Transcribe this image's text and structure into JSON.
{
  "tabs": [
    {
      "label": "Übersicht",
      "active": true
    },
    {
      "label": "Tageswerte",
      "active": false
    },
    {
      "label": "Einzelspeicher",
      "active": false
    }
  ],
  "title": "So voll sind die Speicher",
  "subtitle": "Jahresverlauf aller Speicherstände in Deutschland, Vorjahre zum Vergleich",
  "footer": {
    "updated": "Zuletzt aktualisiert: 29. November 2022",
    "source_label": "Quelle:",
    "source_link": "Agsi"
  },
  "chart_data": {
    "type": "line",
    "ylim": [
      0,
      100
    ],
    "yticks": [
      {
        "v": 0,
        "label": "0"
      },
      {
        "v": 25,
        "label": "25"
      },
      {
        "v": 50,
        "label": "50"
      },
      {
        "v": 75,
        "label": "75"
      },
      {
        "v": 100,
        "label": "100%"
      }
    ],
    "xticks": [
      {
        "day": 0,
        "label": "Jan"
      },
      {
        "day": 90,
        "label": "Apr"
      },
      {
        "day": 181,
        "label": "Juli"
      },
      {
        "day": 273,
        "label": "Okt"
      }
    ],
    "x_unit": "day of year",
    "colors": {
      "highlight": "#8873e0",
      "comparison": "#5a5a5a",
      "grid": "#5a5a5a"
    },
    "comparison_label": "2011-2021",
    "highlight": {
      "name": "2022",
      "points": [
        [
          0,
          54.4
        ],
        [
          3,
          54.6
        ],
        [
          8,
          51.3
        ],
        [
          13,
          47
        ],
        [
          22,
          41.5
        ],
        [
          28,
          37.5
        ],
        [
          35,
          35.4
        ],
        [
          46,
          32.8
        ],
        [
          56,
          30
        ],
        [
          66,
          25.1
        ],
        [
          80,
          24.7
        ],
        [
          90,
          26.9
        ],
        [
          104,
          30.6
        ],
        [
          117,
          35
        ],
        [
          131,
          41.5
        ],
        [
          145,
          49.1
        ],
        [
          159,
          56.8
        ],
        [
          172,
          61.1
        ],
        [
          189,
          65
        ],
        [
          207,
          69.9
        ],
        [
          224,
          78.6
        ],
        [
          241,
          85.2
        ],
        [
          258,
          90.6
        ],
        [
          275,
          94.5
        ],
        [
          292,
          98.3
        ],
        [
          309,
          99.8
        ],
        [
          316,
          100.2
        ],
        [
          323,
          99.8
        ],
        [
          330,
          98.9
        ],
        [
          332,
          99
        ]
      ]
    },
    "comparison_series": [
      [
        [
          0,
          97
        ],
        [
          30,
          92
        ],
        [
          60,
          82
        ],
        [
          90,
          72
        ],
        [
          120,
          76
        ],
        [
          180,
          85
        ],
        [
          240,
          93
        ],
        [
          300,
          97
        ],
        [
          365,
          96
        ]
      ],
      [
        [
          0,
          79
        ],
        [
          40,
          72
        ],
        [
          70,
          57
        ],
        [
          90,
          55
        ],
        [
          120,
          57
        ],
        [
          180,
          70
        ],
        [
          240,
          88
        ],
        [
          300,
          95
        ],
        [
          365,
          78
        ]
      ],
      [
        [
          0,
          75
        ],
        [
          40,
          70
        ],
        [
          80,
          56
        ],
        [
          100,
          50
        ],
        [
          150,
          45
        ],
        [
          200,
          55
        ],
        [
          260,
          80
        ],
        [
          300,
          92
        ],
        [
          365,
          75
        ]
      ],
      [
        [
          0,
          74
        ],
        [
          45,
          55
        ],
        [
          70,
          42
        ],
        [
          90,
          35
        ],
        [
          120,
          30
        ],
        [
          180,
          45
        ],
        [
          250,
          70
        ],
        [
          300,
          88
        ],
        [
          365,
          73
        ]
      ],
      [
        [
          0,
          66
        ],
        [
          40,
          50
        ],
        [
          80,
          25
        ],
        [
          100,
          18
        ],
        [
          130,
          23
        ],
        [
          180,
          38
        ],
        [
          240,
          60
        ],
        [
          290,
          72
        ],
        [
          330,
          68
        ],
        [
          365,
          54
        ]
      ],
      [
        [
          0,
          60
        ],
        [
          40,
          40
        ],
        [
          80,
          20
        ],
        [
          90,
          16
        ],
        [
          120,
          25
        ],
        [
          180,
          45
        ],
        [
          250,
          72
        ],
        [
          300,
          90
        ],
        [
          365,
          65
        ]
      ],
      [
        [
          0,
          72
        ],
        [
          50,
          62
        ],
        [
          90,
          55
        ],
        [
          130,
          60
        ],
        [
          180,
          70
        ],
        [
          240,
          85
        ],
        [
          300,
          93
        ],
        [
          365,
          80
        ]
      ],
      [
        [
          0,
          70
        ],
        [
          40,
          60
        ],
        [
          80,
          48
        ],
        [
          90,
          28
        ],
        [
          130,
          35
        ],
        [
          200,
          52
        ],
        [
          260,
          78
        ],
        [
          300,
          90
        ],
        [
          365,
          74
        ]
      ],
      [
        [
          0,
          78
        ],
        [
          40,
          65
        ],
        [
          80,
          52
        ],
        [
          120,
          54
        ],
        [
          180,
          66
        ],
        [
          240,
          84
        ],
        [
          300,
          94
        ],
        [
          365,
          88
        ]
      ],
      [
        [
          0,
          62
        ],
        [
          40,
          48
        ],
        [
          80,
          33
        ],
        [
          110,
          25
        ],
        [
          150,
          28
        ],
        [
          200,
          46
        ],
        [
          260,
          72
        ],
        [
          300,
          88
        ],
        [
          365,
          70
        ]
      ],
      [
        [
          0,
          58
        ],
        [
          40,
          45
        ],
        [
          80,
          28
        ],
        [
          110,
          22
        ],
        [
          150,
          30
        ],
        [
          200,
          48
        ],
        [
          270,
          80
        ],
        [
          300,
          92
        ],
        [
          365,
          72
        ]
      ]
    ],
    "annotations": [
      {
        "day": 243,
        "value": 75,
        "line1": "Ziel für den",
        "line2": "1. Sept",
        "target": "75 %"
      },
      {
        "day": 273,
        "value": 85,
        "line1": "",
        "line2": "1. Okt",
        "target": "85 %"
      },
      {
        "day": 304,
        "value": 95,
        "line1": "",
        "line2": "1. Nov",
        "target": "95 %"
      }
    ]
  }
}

┄┄┄┄┄┄┄┄┄┄┄┄┄┄┄┄┄┄┄┄

▶ _Exercise requirements_
Reproduce the material exactly, with every line intact.

▶ _Answer for this exercise_
Transcribe this image's text and structure into JSON.
{
  "tabs": [
    {
      "label": "Übersicht",
      "active": true
    },
    {
      "label": "Tageswerte",
      "active": false
    },
    {
      "label": "Einzelspeicher",
      "active": false
    }
  ],
  "title": "So voll sind die Speicher",
  "subtitle": "Jahresverlauf aller Speicherstände in Deutschland, Vorjahre zum Vergleich",
  "footer": {
    "updated": "Zuletzt aktualisiert: 29. November 2022",
    "source_label": "Quelle:",
    "source_link": "Agsi"
  },
  "chart_data": {
    "type": "line",
    "ylim": [
      0,
      100
    ],
    "yticks": [
      {
        "v": 0,
        "label": "0"
      },
      {
        "v": 25,
        "label": "25"
      },
      {
        "v": 50,
        "label": "50"
      },
      {
        "v": 75,
        "label": "75"
      },
      {
        "v": 100,
        "label": "100%"
      }
    ],
    "xticks": [
      {
        "day": 0,
        "label": "Jan"
      },
      {
        "day": 90,
        "label": "Apr"
      },
      {
        "day": 181,
        "label": "Juli"
      },
      {
        "day": 273,
        "label": "Okt"
      }
    ],
    "x_unit": "day of year",
    "colors": {
      "highlight": "#8873e0",
      "comparison": "#5a5a5a",
      "grid": "#5a5a5a"
    },
    "comparison_label": "2011-2021",
    "highlight": {
      "name": "2022",
      "points": [
        [
          0,
          54.4
        ],
        [
          3,
          54.6
        ],
        [
          8,
          51.3
        ],
        [
          13,
          47
        ],
        [
          22,
          41.5
        ],
        [
          28,
          37.5
        ],
        [
          35,
          35.4
        ],
        [
          46,
          32.8
        ],
        [
          56,
          30
        ],
        [
          66,
          25.1
        ],
        [
          80,
          24.7
        ],
        [
          90,
          26.9
        ],
        [
          104,
          30.6
        ],
        [
          117,
          35
        ],
        [
          131,
          41.5
        ],
        [
          145,
          49.1
        ],
        [
          159,
          56.8
        ],
        [
          172,
          61.1
        ],
        [
          189,
          65
        ],
        [
          207,
          69.9
        ],
        [
          224,
          78.6
        ],
        [
          241,
          85.2
        ],
        [
          258,
          90.6
        ],
        [
          275,
          94.5
        ],
        [
          292,
          98.3
        ],
        [
          309,
          99.8
        ],
        [
          316,
          100.2
        ],
        [
          323,
          99.8
        ],
        [
          330,
          98.9
        ],
        [
          332,
          99
        ]
      ]
    },
    "comparison_series": [
      [
        [
          0,
          97
        ],
        [
          30,
          92
        ],
        [
          60,
          82
        ],
        [
          90,
          72
        ],
        [
          120,
          76
        ],
        [
          180,
          85
        ],
        [
          240,
          93
        ],
        [
          300,
          97
        ],
        [
          365,
          96
        ]
      ],
      [
        [
          0,
          79
        ],
        [
          40,
          72
        ],
        [
          70,
          57
        ],
        [
          90,
          55
        ],
        [
          120,
          57
        ],
        [
          180,
          70
        ],
        [
          240,
          88
        ],
        [
          300,
          95
        ],
        [
          365,
          78
        ]
      ],
      [
        [
          0,
          75
        ],
        [
          40,
          70
        ],
        [
          80,
          56
        ],
        [
          100,
          50
        ],
        [
          150,
          45
        ],
        [
          200,
          55
        ],
        [
          260,
          80
        ],
        [
          300,
          92
        ],
        [
          365,
          75
        ]
      ],
      [
        [
          0,
          74
        ],
        [
          45,
          55
        ],
        [
          70,
          42
        ],
        [
          90,
          35
        ],
        [
          120,
          30
        ],
        [
          180,
          45
        ],
        [
          250,
          70
        ],
        [
          300,
          88
        ],
        [
          365,
          73
        ]
      ],
      [
        [
          0,
          66
        ],
        [
          40,
          50
        ],
        [
          80,
          25
        ],
        [
          100,
          18
        ],
        [
          130,
          23
        ],
        [
          180,
          38
        ],
        [
          240,
          60
        ],
        [
          290,
          72
        ],
        [
          330,
          68
        ],
        [
          365,
          54
        ]
      ],
      [
        [
          0,
          60
        ],
        [
          40,
          40
        ],
        [
          80,
          20
        ],
        [
          90,
          16
        ],
        [
          120,
          25
        ],
        [
          180,
          45
        ],
        [
          250,
          72
        ],
        [
          300,
          90
        ],
        [
          365,
          65
        ]
      ],
      [
        [
          0,
          72
        ],
        [
          50,
          62
        ],
        [
          90,
          55
        ],
        [
          130,
          60
        ],
        [
          180,
          70
        ],
        [
          240,
          85
        ],
        [
          300,
          93
        ],
        [
          365,
          80
        ]
      ],
      [
        [
          0,
          70
        ],
        [
          40,
          60
        ],
        [
          80,
          48
        ],
        [
          90,
          28
        ],
        [
          130,
          35
        ],
        [
          200,
          52
        ],
        [
          260,
          78
        ],
        [
          300,
          90
        ],
        [
          365,
          74
        ]
      ],
      [
        [
          0,
          78
        ],
        [
          40,
          65
        ],
        [
          80,
          52
        ],
        [
          120,
          54
        ],
        [
          180,
          66
        ],
        [
          240,
          84
        ],
        [
          300,
          94
        ],
        [
          365,
          88
        ]
      ],
      [
        [
          0,
          62
        ],
        [
          40,
          48
        ],
        [
          80,
          33
        ],
        [
          110,
          25
        ],
        [
          150,
          28
        ],
        [
          200,
          46
        ],
        [
          260,
          72
        ],
        [
          300,
          88
        ],
        [
          365,
          70
        ]
      ],
      [
        [
          0,
          58
        ],
        [
          40,
          45
        ],
        [
          80,
          28
        ],
        [
          110,
          22
        ],
        [
          150,
          30
        ],
        [
          200,
          48
        ],
        [
          270,
          80
        ],
        [
          300,
          92
        ],
        [
          365,
          72
        ]
      ]
    ],
    "annotations": [
      {
        "day": 243,
        "value": 75,
        "line1": "Ziel für den",
        "line2": "1. Sept",
        "target": "75 %"
      },
      {
        "day": 273,
        "value": 85,
        "line1": "",
        "line2": "1. Okt",
        "target": "85 %"
      },
      {
        "day": 304,
        "value": 95,
        "line1": "",
        "line2": "1. Nov",
        "target": "95 %"
      }
    ]
  }
}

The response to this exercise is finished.